• **STORED ROWS**
========================================

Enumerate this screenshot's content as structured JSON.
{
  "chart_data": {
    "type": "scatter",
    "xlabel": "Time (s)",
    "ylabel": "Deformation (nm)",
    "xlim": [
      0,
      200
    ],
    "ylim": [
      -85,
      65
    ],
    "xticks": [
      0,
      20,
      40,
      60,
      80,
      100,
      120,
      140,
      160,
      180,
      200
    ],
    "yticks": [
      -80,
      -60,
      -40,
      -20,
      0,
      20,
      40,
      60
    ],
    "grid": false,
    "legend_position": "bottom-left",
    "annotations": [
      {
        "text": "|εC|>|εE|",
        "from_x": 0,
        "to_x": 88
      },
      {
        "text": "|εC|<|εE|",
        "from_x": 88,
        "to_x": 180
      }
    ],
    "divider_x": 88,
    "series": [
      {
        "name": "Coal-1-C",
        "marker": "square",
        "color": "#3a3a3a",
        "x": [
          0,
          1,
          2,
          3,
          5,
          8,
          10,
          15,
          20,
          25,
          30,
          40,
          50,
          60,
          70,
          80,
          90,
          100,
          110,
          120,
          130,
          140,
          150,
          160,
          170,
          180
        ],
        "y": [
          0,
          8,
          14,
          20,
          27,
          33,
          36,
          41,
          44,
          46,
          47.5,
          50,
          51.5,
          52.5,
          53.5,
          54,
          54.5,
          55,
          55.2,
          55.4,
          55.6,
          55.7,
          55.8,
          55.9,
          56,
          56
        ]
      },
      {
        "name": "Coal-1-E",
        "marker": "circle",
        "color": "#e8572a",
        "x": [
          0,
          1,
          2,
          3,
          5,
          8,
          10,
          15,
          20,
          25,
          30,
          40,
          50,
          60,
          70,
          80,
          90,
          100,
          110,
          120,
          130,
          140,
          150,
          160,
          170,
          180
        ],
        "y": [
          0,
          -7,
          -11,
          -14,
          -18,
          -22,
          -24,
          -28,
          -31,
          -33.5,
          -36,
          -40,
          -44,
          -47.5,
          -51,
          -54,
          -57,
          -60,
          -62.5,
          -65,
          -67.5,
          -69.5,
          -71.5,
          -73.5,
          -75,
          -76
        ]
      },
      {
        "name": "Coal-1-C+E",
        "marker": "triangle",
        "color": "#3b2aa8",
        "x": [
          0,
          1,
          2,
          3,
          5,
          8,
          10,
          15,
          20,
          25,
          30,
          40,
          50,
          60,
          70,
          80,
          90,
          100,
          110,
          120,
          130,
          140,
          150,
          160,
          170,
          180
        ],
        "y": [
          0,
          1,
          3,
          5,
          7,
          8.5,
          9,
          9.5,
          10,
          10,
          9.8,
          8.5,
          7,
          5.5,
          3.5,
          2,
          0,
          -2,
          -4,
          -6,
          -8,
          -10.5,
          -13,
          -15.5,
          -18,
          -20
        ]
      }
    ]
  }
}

========================================

• **REQUEST**
Copy all lines from the entries that contain the word "marker".

• **OUTPUT OF THE TASK**
        "marker": "square",
        "marker": "circle",
        "marker": "triangle",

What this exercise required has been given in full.